What the exercise asks:
Make an exact copy of all the records.

Dataset extract:
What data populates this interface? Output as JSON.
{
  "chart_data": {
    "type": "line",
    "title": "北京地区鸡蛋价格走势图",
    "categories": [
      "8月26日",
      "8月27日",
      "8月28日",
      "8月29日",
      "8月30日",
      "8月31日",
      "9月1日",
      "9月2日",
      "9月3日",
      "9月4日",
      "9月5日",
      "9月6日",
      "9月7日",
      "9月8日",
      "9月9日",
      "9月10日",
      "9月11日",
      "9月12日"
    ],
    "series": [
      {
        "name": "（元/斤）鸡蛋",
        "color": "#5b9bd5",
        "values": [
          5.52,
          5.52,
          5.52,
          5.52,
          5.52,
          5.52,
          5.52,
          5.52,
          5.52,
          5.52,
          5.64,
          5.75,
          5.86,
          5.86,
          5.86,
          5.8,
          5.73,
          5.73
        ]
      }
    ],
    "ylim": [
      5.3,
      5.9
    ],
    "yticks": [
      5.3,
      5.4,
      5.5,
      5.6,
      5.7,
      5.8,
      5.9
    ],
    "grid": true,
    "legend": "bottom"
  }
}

Problem solution:
What data populates this interface? Output as JSON.
{
  "chart_data": {
    "type": "line",
    "title": "北京地区鸡蛋价格走势图",
    "categories": [
      "8月26日",
      "8月27日",
      "8月28日",
      "8月29日",
      "8月30日",
      "8月31日",
      "9月1日",
      "9月2日",
      "9月3日",
      "9月4日",
      "9月5日",
      "9月6日",
      "9月7日",
      "9月8日",
      "9月9日",
      "9月10日",
      "9月11日",
      "9月12日"
    ],
    "series": [
      {
        "name": "（元/斤）鸡蛋",
        "color": "#5b9bd5",
        "values": [
          5.52,
          5.52,
          5.52,
          5.52,
          5.52,
          5.52,
          5.52,
          5.52,
          5.52,
          5.52,
          5.64,
          5.75,
          5.86,
          5.86,
          5.86,
          5.8,
          5.73,
          5.73
        ]
      }
    ],
    "ylim": [
      5.3,
      5.9
    ],
    "yticks": [
      5.3,
      5.4,
      5.5,
      5.6,
      5.7,
      5.8,
      5.9
    ],
    "grid": true,
    "legend": "bottom"
  }
}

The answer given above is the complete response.